O Incor explicou ainda que, “o Estado do Rio Grande do Norte, embora adimplemente em sua cota parte do acordo até a presente data, passa a sofrer com as consequências postas na paralisação pelo fato de estar englobado no contexto do contrato principal cujo município gestor é Natal. Ademais, o Incor reitera que busca a solução deste problema com o máximo de empenho, levando em consideração os prejuízos que a referida paralisação ocasiona à toda população da cidade de Natal”.
Diante das crianças cardiopatas que irão, novamente, ter seus tratamentos não iniciados ou descontinuados, a instituição destacou que os “os infartados deixarão de ser tratados em rede específica e de excelência e estas pessoas correm risco de morte ou de sequelas irreversíveis se não tratadas a tempo, minguando em suas residências ou em corredores lotados das Unidades de Pronto Atendimento. Crianças passam a estar expostas e também a correr risco de morte ou de sequelas irreversíveis”, diz a nota do Incor.
SMS NÃO RESPONDE
A reportagem do Diário do RN procurou a Prefeitura de Natal, por meio da Secretaria Municipal de Saúde (SMS), nesta quinta-feira (23) para falar sobre os pagamentos em atraso aos hospitais privados que realizam a assistência especializada em cardiologia no município. No entanto, até o fechamento desta edição, a reportagem não havia recebido uma resposta da pasta sobre o caso questionado.
“Paralisação vai acarretar em mortes de recém-nascidos”
“A paralisação dos atendimentos aos cardiopatas vai acarretar em mortes de recém-nascidos cardiopatas, porque tem umas cardiopatias mais críticas e mais graves que devem ser tratadas ainda em período neonatal. Já as que estão aguardando cirurgias eletivas não podem sofrer penalizações. Há crianças ainda na fila de espera desde a parada anterior. E todo dia nasce uma criança cardiopata no Rio Grande do Norte. Para mim, todo gestor, seja ele qual for, que não cuida bem da população, não é sensível. Não estou falando especificamente do prefeito”, desabafou o presidente da Amico, médico Madson Vidal.

- MATERIAL FORNECIDO -
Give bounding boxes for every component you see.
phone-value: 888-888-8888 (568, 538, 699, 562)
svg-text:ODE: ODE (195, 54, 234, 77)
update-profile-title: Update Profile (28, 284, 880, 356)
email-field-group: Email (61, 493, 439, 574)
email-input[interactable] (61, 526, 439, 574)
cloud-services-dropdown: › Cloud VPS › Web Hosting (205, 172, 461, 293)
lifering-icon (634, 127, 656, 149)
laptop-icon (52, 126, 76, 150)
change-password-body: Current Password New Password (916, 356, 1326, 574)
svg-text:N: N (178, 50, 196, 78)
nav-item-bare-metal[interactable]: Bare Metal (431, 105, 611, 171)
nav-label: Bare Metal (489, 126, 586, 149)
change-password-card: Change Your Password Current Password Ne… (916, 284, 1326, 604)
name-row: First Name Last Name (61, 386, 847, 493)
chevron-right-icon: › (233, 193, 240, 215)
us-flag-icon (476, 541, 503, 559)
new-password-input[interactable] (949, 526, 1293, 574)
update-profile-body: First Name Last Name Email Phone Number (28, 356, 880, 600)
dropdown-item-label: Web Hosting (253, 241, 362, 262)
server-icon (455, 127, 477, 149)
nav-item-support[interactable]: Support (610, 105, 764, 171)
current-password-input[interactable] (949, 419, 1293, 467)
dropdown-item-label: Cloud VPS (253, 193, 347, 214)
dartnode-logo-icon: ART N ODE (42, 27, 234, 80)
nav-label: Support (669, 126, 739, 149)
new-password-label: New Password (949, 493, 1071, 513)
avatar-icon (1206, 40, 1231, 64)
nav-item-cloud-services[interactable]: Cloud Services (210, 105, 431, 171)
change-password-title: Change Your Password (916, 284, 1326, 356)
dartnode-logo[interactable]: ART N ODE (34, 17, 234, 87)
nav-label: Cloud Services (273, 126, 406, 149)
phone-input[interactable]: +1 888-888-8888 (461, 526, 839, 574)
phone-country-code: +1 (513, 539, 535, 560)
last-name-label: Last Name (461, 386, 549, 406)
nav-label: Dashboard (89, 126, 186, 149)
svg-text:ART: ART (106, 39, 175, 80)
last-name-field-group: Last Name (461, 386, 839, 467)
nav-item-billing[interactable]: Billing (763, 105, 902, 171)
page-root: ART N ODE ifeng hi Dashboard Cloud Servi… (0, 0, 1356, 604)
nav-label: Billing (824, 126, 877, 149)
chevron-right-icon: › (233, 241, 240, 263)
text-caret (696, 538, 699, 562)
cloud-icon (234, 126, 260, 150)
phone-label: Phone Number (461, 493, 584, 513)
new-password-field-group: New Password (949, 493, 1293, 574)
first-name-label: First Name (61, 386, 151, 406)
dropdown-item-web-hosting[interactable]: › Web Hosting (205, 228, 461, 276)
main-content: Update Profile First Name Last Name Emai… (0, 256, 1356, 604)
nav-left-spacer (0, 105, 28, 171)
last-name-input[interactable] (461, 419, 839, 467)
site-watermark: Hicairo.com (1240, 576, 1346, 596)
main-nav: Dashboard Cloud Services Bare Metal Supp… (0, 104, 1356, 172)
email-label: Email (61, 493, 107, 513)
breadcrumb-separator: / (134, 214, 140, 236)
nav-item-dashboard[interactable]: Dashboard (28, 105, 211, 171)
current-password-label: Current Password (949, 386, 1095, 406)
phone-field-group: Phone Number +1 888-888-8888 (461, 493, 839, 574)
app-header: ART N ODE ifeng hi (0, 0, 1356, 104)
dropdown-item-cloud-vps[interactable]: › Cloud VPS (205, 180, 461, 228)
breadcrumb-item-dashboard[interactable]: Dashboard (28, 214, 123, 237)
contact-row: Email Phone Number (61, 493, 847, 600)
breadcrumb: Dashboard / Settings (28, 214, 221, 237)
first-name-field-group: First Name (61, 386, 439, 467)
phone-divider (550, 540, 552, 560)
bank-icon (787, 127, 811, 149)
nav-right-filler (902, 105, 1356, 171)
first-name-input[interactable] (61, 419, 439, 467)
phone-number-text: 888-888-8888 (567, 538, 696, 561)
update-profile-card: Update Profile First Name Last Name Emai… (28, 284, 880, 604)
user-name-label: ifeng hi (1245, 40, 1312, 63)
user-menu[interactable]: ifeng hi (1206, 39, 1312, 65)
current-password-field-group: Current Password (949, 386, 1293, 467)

- EXERCÍCIO -
Transcreva, no texto sobre a paralisação dos atendimentos cardiológicos em Natal, o trecho que começa nas palavras "Diante das crianças" e termina logo após "nota do Incor.". As linhas não têm nenhum papel nesta atividade.

- RESPOSTA -
Diante das crianças cardiopatas que irão, novamente, ter seus tratamentos não iniciados ou descontinuados, a instituição destacou que os “os infartados deixarão de ser tratados em rede específica e de excelência e estas pessoas correm risco de morte ou de sequelas irreversíveis se não tratadas a tempo, minguando em suas residências ou em corredores lotados das Unidades de Pronto Atendimento. Crianças passam a estar expostas e também a correr risco de morte ou de sequelas irreversíveis”, diz a nota do Incor.